Given task ::
List all lines of the data that include the string "上游原料原油价格波动风险".

Records shown ::
○ ○ ○ ○ ○ ○ ○

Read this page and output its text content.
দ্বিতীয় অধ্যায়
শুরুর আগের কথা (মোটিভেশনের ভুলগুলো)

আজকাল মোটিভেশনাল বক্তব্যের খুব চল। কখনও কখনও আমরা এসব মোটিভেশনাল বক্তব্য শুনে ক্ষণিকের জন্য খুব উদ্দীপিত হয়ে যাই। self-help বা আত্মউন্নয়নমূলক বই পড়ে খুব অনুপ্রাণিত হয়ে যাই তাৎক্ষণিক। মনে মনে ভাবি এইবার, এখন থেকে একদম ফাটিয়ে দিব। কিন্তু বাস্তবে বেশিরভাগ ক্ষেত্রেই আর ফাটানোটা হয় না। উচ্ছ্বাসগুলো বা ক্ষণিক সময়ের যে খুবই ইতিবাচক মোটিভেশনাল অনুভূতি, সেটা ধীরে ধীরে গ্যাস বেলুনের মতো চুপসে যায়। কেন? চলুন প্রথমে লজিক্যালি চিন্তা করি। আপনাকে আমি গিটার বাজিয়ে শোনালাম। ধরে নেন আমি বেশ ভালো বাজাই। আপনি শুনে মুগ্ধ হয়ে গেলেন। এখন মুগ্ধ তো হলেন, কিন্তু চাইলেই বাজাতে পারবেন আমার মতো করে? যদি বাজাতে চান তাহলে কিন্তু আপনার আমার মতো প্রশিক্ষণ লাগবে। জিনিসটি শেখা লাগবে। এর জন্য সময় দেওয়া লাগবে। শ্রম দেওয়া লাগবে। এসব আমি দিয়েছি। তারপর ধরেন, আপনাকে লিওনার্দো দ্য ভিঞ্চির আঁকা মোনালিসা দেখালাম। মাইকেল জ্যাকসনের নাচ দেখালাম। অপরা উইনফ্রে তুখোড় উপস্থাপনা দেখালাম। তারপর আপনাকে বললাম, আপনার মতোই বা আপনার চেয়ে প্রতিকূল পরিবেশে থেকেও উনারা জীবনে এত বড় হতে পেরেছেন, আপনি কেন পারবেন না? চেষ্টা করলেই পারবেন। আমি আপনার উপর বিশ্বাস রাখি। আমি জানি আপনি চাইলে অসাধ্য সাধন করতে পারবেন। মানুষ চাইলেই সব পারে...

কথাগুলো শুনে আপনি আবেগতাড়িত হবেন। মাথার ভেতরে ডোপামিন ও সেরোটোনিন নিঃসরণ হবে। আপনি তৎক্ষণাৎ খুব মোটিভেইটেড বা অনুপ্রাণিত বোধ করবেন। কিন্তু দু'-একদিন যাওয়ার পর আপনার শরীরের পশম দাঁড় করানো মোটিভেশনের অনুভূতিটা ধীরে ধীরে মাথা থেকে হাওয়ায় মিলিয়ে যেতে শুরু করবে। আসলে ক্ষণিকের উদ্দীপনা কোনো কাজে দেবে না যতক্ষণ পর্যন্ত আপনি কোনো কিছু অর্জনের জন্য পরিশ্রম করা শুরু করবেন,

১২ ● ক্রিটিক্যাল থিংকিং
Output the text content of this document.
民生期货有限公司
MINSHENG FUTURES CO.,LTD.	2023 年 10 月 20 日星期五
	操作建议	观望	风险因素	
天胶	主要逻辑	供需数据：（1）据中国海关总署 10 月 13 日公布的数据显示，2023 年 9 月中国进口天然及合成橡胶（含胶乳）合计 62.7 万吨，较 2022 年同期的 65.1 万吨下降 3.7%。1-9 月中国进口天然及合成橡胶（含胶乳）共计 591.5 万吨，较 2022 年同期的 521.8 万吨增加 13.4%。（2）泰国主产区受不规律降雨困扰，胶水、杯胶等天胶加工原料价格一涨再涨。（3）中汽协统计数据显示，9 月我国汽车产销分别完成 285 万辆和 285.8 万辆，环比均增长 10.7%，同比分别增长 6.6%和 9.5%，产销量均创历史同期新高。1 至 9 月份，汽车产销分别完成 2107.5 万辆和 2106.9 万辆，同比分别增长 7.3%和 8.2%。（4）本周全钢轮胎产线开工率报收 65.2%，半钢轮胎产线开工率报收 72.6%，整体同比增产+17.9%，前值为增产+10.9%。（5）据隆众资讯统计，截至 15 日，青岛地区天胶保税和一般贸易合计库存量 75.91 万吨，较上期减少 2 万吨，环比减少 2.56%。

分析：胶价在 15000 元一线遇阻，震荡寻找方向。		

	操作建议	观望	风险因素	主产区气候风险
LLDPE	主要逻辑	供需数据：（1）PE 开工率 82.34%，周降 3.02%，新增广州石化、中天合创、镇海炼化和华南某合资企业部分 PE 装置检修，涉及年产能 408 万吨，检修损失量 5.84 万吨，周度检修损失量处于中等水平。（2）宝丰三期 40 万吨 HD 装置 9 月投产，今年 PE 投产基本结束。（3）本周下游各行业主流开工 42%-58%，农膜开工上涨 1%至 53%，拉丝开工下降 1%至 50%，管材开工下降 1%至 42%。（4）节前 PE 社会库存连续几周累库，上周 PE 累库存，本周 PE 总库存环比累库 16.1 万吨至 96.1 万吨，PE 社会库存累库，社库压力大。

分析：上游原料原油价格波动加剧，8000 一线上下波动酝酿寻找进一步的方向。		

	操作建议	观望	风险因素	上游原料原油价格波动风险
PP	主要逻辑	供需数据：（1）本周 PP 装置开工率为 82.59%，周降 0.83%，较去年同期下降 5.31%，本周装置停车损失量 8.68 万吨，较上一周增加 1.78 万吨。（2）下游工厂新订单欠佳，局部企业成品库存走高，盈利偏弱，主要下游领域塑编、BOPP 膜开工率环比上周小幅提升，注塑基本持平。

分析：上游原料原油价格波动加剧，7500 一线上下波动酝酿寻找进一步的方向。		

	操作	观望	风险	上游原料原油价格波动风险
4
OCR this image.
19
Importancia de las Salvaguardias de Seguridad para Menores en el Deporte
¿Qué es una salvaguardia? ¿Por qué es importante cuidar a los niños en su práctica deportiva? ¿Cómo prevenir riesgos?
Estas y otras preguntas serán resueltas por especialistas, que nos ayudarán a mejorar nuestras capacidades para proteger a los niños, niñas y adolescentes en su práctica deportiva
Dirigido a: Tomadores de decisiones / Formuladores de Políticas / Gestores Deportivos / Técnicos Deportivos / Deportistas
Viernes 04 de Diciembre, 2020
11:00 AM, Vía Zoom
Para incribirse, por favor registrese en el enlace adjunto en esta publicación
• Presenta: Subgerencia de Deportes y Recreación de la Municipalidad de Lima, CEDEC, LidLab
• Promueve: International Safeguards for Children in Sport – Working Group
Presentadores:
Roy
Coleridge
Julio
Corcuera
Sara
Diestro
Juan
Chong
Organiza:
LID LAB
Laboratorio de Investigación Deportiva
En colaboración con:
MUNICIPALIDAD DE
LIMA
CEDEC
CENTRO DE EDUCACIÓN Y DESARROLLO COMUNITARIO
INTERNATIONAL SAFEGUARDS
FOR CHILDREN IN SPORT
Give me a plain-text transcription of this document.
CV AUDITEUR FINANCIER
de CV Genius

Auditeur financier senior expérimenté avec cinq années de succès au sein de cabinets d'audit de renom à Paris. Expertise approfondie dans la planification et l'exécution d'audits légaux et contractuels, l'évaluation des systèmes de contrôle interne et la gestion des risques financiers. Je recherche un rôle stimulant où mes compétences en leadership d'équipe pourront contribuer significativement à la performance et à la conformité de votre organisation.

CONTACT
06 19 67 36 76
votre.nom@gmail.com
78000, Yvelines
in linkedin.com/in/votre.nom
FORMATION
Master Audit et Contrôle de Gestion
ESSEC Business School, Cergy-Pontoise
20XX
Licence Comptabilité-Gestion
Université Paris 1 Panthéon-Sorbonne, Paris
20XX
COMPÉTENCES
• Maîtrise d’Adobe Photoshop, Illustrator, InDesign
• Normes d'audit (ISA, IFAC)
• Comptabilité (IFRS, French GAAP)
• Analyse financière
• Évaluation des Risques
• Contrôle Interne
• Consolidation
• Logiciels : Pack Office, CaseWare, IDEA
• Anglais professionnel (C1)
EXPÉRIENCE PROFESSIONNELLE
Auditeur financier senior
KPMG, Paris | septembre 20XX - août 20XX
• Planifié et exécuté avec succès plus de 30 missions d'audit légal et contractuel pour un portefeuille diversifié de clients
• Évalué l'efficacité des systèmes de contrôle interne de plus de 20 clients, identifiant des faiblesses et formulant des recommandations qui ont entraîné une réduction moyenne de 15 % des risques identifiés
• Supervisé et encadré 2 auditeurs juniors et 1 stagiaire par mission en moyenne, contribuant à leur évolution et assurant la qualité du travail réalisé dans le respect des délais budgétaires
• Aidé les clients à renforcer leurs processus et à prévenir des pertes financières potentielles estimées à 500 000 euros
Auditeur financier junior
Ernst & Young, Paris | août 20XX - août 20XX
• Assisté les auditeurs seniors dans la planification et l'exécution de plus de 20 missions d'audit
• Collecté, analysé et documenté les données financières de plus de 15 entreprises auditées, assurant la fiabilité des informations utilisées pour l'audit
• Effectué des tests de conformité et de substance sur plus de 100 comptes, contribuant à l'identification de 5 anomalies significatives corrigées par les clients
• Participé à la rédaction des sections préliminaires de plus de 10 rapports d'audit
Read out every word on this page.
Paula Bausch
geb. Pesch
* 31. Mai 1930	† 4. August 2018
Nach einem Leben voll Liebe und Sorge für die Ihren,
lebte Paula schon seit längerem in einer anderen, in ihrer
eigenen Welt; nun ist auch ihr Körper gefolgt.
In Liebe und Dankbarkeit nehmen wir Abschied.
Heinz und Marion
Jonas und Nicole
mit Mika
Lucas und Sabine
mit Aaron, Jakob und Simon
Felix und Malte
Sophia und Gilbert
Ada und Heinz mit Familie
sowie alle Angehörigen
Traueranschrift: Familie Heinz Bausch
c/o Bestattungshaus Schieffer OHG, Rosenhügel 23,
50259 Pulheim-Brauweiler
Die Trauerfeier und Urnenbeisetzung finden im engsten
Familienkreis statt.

○ ○ ○ ○ ○ ○ ○

Answer for this exercise ::
	操作建议	观望	风险因素	上游原料原油价格波动风险
	操作	观望	风险	上游原料原油价格波动风险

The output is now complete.